Collected data entries

- - - -

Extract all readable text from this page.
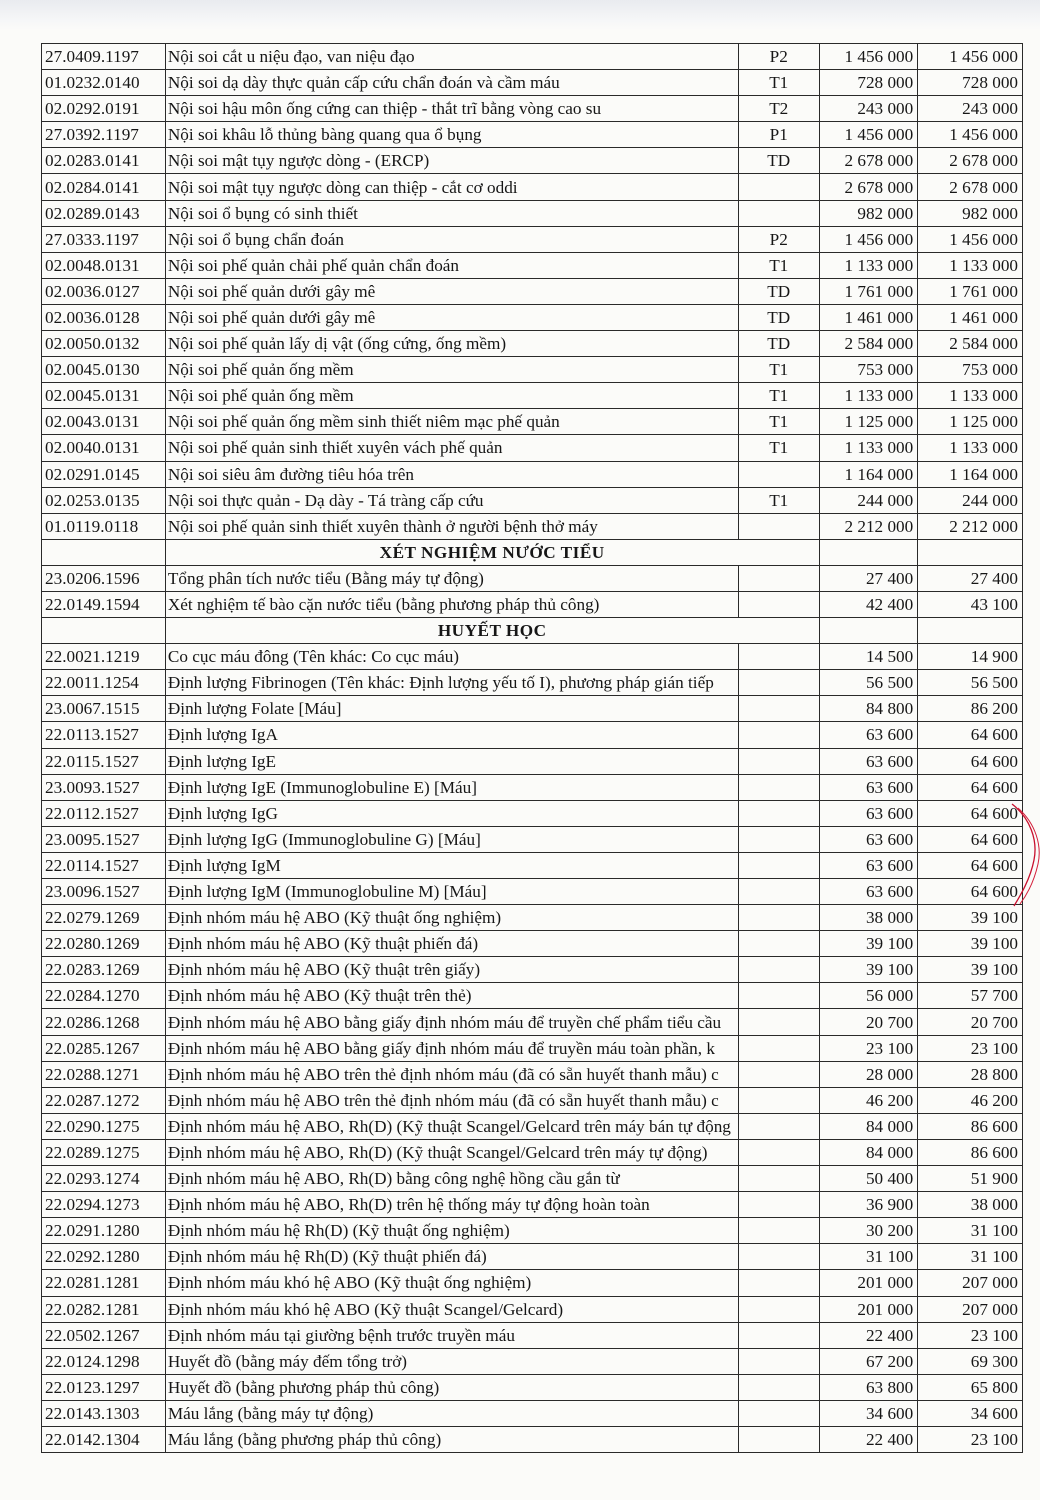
27.0409.1197	Nội soi cắt u niệu đạo, van niệu đạo	P2	1 456 000	1 456 000
01.0232.0140	Nội soi dạ dày thực quản cấp cứu chẩn đoán và cầm máu	T1	728 000	728 000
02.0292.0191	Nội soi hậu môn ống cứng can thiệp - thắt trĩ bằng vòng cao su	T2	243 000	243 000
27.0392.1197	Nội soi khâu lỗ thủng bàng quang qua ổ bụng	P1	1 456 000	1 456 000
02.0283.0141	Nội soi mật tụy ngược dòng - (ERCP)	TD	2 678 000	2 678 000
02.0284.0141	Nội soi mật tụy ngược dòng can thiệp - cắt cơ oddi		2 678 000	2 678 000
02.0289.0143	Nội soi ổ bụng có sinh thiết		982 000	982 000
27.0333.1197	Nội soi ổ bụng chẩn đoán	P2	1 456 000	1 456 000
02.0048.0131	Nội soi phế quản chải phế quản chẩn đoán	T1	1 133 000	1 133 000
02.0036.0127	Nội soi phế quản dưới gây mê	TD	1 761 000	1 761 000
02.0036.0128	Nội soi phế quản dưới gây mê	TD	1 461 000	1 461 000
02.0050.0132	Nội soi phế quản lấy dị vật (ống cứng, ống mềm)	TD	2 584 000	2 584 000
02.0045.0130	Nội soi phế quản ống mềm	T1	753 000	753 000
02.0045.0131	Nội soi phế quản ống mềm	T1	1 133 000	1 133 000
02.0043.0131	Nội soi phế quản ống mềm sinh thiết niêm mạc phế quản	T1	1 125 000	1 125 000
02.0040.0131	Nội soi phế quản sinh thiết xuyên vách phế quản	T1	1 133 000	1 133 000
02.0291.0145	Nội soi siêu âm đường tiêu hóa trên		1 164 000	1 164 000
02.0253.0135	Nội soi thực quản - Dạ dày - Tá tràng cấp cứu	T1	244 000	244 000
01.0119.0118	Nội soi phế quản sinh thiết xuyên thành ở người bệnh thở máy		2 212 000	2 212 000
	XÉT NGHIỆM NƯỚC TIỂU			
23.0206.1596	Tổng phân tích nước tiểu (Bằng máy tự động)		27 400	27 400
22.0149.1594	Xét nghiệm tế bào cặn nước tiểu (bằng phương pháp thủ công)		42 400	43 100
	HUYẾT HỌC			
22.0021.1219	Co cục máu đông (Tên khác: Co cục máu)		14 500	14 900
22.0011.1254	Định lượng Fibrinogen (Tên khác: Định lượng yếu tố I), phương pháp gián tiếp		56 500	56 500
23.0067.1515	Định lượng Folate [Máu]		84 800	86 200
22.0113.1527	Định lượng IgA		63 600	64 600
22.0115.1527	Định lượng IgE		63 600	64 600
23.0093.1527	Định lượng IgE (Immunoglobuline E) [Máu]		63 600	64 600
22.0112.1527	Định lượng IgG		63 600	64 600
23.0095.1527	Định lượng IgG (Immunoglobuline G) [Máu]		63 600	64 600
22.0114.1527	Định lượng IgM		63 600	64 600
23.0096.1527	Định lượng IgM (Immunoglobuline M) [Máu]		63 600	64 600
22.0279.1269	Định nhóm máu hệ ABO (Kỹ thuật ống nghiệm)		38 000	39 100
22.0280.1269	Định nhóm máu hệ ABO (Kỹ thuật phiến đá)		39 100	39 100
22.0283.1269	Định nhóm máu hệ ABO (Kỹ thuật trên giấy)		39 100	39 100
22.0284.1270	Định nhóm máu hệ ABO (Kỹ thuật trên thẻ)		56 000	57 700
22.0286.1268	Định nhóm máu hệ ABO bằng giấy định nhóm máu để truyền chế phẩm tiểu cầu		20 700	20 700
22.0285.1267	Định nhóm máu hệ ABO bằng giấy định nhóm máu để truyền máu toàn phần, k		23 100	23 100
22.0288.1271	Định nhóm máu hệ ABO trên thẻ định nhóm máu (đã có sẵn huyết thanh mẫu) c		28 000	28 800
22.0287.1272	Định nhóm máu hệ ABO trên thẻ định nhóm máu (đã có sẵn huyết thanh mẫu) c		46 200	46 200
22.0290.1275	Định nhóm máu hệ ABO, Rh(D) (Kỹ thuật Scangel/Gelcard trên máy bán tự động		84 000	86 600
22.0289.1275	Định nhóm máu hệ ABO, Rh(D) (Kỹ thuật Scangel/Gelcard trên máy tự động)		84 000	86 600
22.0293.1274	Định nhóm máu hệ ABO, Rh(D) bằng công nghệ hồng cầu gắn từ		50 400	51 900
22.0294.1273	Định nhóm máu hệ ABO, Rh(D) trên hệ thống máy tự động hoàn toàn		36 900	38 000
22.0291.1280	Định nhóm máu hệ Rh(D) (Kỹ thuật ống nghiệm)		30 200	31 100
22.0292.1280	Định nhóm máu hệ Rh(D) (Kỹ thuật phiến đá)		31 100	31 100
22.0281.1281	Định nhóm máu khó hệ ABO (Kỹ thuật ống nghiệm)		201 000	207 000
22.0282.1281	Định nhóm máu khó hệ ABO (Kỹ thuật Scangel/Gelcard)		201 000	207 000
22.0502.1267	Định nhóm máu tại giường bệnh trước truyền máu		22 400	23 100
22.0124.1298	Huyết đồ (bằng máy đếm tổng trở)		67 200	69 300
22.0123.1297	Huyết đồ (bằng phương pháp thủ công)		63 800	65 800
22.0143.1303	Máu lắng (bằng máy tự động)		34 600	34 600
22.0142.1304	Máu lắng (bằng phương pháp thủ công)		22 400	23 100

- - - -

## What is needed:
Where does the word "truyền" appear in the listing? List each line that holds it.

## Task response:
22.0286.1268	Định nhóm máu hệ ABO bằng giấy định nhóm máu để truyền chế phẩm tiểu cầu		20 700	20 700
22.0285.1267	Định nhóm máu hệ ABO bằng giấy định nhóm máu để truyền máu toàn phần, k		23 100	23 100
22.0502.1267	Định nhóm máu tại giường bệnh trước truyền máu		22 400	23 100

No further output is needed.